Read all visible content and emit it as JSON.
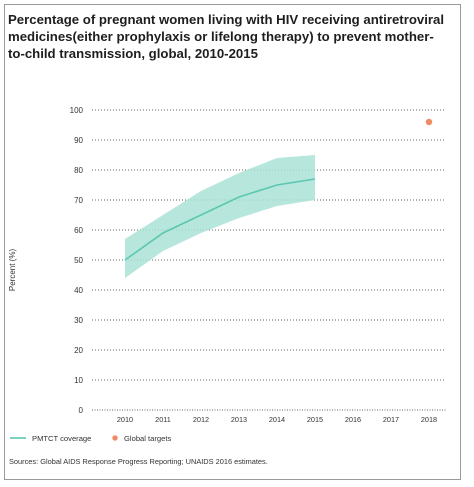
{
  "title": "Percentage of pregnant women living with HIV receiving antiretroviral medicines(either prophylaxis or lifelong therapy) to prevent mother-to-child transmission, global, 2010-2015",
  "source": "Sources: Global AIDS Response Progress Reporting; UNAIDS 2016 estimates.",
  "chart_data": {
    "type": "line",
    "title": "Percentage of pregnant women living with HIV receiving antiretroviral medicines(either prophylaxis or lifelong therapy) to prevent mother-to-child transmission, global, 2010-2015",
    "xlabel": "",
    "ylabel": "Percent (%)",
    "x": [
      2010,
      2011,
      2012,
      2013,
      2014,
      2015,
      2016,
      2017,
      2018
    ],
    "ylim": [
      0,
      100
    ],
    "yticks": [
      0,
      10,
      20,
      30,
      40,
      50,
      60,
      70,
      80,
      90,
      100
    ],
    "grid": "horizontal dotted",
    "legend_position": "bottom-left",
    "series": [
      {
        "name": "PMTCT coverage",
        "type": "line",
        "color": "#5cc7b1",
        "x": [
          2010,
          2011,
          2012,
          2013,
          2014,
          2015
        ],
        "values": [
          50,
          59,
          65,
          71,
          75,
          77
        ],
        "lower": [
          44,
          53,
          59,
          64,
          68,
          70
        ],
        "upper": [
          57,
          65,
          73,
          79,
          84,
          85
        ]
      },
      {
        "name": "Global targets",
        "type": "scatter",
        "color": "#ef8a62",
        "x": [
          2018
        ],
        "values": [
          96
        ]
      }
    ]
  }
}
- - -
:: Your goal ::
Which of the lines above hold the string "prophylaxis"? Pick each of them out.

:: Expected output ::
  "title": "Percentage of pregnant women living with HIV receiving antiretroviral medicines(either prophylaxis or lifelong therapy) to prevent mother-to-child transmission, global, 2010-2015",
    "title": "Percentage of pregnant women living with HIV receiving antiretroviral medicines(either prophylaxis or lifelong therapy) to prevent mother-to-child transmission, global, 2010-2015",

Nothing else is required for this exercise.